start RECORDS SHOWN
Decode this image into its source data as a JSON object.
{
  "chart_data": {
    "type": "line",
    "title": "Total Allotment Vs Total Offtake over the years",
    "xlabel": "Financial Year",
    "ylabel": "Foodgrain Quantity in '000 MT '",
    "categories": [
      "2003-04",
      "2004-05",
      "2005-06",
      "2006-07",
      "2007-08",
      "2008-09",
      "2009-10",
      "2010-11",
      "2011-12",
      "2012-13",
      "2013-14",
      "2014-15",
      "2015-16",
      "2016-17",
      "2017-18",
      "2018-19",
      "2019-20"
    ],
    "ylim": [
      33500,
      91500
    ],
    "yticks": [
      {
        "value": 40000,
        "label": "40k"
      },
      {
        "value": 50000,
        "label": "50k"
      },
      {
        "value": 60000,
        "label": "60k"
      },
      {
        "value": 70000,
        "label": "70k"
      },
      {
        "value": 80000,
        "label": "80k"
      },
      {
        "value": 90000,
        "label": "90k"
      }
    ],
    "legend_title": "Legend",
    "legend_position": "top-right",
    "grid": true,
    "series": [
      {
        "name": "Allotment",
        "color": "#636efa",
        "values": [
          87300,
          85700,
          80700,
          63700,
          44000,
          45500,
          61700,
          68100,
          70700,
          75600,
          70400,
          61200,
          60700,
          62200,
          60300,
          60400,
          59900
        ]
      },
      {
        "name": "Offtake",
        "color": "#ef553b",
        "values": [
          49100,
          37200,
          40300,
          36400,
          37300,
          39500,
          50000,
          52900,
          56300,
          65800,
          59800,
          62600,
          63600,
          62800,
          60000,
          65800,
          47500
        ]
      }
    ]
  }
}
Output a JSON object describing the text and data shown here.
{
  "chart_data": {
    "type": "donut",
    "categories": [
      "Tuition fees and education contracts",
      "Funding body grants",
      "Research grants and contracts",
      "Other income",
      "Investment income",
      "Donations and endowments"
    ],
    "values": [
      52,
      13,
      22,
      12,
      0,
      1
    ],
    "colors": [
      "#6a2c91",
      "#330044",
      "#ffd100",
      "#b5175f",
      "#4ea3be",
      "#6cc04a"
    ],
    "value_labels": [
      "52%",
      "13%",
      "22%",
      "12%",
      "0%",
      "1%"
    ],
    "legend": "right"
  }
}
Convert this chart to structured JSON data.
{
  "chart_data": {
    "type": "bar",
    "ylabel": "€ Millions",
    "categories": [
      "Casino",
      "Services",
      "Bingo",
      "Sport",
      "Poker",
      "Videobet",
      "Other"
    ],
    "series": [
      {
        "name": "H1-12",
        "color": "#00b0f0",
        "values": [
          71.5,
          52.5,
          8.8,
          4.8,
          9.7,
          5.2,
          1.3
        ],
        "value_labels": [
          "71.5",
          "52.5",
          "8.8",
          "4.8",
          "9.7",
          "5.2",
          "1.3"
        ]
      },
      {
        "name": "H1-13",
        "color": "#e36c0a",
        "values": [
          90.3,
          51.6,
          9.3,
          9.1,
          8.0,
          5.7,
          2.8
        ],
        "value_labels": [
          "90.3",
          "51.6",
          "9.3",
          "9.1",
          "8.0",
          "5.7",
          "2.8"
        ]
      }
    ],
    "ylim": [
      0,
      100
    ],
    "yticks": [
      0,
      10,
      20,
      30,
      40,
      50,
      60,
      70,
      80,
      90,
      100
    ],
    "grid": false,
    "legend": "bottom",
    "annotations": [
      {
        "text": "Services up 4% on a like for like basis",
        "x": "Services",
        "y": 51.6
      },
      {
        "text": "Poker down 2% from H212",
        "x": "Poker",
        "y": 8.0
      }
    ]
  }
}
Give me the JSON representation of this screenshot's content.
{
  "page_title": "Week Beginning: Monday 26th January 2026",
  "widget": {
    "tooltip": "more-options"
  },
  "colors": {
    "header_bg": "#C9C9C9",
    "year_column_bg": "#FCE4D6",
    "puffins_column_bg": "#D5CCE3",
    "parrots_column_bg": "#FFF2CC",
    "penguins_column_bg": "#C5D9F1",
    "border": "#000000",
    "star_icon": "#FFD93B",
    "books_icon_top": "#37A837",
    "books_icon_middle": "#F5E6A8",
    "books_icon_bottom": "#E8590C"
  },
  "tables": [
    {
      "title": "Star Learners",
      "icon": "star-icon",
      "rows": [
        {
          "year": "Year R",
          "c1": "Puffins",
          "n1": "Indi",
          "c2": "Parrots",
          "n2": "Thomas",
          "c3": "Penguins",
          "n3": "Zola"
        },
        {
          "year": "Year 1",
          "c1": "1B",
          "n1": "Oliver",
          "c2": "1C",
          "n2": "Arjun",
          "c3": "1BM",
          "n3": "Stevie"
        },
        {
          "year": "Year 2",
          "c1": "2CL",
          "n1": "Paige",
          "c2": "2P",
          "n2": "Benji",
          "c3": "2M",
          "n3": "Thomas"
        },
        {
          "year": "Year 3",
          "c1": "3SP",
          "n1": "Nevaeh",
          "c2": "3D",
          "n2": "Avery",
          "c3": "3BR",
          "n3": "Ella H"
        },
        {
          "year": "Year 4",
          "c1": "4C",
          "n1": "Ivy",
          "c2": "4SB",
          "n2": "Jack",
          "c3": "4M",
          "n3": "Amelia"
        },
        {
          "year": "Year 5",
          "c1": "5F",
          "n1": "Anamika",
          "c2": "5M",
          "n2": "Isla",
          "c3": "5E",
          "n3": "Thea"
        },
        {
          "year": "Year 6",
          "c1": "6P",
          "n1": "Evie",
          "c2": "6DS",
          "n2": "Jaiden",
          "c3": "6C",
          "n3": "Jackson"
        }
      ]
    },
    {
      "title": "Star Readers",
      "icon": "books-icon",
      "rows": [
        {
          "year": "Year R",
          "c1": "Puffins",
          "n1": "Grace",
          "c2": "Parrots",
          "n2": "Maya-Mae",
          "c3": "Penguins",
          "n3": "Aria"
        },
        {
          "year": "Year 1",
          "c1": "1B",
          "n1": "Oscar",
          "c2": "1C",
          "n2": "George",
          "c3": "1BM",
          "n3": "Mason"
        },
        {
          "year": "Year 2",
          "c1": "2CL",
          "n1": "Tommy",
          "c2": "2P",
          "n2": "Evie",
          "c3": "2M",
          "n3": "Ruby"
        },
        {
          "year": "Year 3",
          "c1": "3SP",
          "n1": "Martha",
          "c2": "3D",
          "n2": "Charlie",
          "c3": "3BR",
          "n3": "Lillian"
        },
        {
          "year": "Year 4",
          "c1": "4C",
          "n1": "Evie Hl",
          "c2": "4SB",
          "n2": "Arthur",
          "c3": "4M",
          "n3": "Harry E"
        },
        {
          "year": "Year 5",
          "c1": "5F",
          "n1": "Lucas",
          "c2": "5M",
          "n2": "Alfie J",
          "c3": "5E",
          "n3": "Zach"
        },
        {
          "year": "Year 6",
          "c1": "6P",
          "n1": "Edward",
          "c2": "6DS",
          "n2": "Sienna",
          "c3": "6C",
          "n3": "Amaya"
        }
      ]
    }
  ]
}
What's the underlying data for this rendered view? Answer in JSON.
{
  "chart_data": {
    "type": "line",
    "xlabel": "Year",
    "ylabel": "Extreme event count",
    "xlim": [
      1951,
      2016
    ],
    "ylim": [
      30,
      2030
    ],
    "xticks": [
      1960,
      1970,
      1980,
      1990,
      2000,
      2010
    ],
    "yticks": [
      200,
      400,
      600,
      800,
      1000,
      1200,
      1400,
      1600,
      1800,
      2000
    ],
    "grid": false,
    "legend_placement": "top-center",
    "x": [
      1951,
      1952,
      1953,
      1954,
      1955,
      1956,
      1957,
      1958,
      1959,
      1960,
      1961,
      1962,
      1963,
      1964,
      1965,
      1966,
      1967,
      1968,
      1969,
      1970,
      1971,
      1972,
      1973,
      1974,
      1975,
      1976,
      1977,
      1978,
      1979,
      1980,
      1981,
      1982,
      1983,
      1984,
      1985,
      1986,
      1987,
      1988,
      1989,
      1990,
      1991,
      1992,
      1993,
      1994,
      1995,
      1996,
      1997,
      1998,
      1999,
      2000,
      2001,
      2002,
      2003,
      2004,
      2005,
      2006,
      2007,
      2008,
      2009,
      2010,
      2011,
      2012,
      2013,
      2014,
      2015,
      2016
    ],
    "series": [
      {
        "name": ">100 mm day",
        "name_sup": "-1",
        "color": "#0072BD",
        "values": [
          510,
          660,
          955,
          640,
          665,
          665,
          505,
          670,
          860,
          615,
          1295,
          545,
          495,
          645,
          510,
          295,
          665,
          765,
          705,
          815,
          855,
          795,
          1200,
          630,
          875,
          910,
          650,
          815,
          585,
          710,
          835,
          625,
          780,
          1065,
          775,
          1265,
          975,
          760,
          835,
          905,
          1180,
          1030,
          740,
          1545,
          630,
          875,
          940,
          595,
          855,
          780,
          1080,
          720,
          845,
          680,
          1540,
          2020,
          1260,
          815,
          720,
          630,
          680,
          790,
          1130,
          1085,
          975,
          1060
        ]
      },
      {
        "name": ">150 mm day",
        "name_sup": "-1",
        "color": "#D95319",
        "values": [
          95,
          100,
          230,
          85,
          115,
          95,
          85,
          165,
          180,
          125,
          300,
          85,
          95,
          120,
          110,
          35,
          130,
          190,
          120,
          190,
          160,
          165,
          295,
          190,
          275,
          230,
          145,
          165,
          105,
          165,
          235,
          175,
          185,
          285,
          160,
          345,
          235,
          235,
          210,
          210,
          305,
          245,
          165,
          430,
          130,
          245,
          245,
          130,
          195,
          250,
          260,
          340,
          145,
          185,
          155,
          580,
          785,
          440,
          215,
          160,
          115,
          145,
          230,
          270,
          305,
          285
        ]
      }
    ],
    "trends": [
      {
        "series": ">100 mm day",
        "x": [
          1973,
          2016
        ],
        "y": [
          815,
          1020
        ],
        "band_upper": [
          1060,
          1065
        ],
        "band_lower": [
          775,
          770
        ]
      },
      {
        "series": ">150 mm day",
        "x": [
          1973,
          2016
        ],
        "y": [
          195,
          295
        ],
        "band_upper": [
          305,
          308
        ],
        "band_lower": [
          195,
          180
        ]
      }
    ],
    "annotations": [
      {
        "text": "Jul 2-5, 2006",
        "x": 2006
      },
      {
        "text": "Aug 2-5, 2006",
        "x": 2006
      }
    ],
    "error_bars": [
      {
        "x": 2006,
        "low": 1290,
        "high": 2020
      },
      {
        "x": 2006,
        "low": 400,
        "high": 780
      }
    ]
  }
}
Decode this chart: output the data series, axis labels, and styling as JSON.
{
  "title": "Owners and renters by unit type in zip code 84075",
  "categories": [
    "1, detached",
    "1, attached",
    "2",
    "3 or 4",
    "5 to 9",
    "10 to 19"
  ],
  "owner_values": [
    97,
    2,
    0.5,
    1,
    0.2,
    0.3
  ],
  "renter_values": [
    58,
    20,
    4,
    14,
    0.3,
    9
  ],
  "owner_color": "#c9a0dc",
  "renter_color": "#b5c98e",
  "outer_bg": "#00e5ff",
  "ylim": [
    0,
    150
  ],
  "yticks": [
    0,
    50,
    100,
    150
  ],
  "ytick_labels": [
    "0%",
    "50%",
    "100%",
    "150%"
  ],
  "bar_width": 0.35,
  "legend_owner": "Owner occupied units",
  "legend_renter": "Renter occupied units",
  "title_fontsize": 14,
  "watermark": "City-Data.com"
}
end RECORDS SHOWN
» SHORT TASK
Scan the records above for the string "occupied", then select every line that holds it.

» PROBLEM SOLUTION
  "legend_owner": "Owner occupied units",
  "legend_renter": "Renter occupied units",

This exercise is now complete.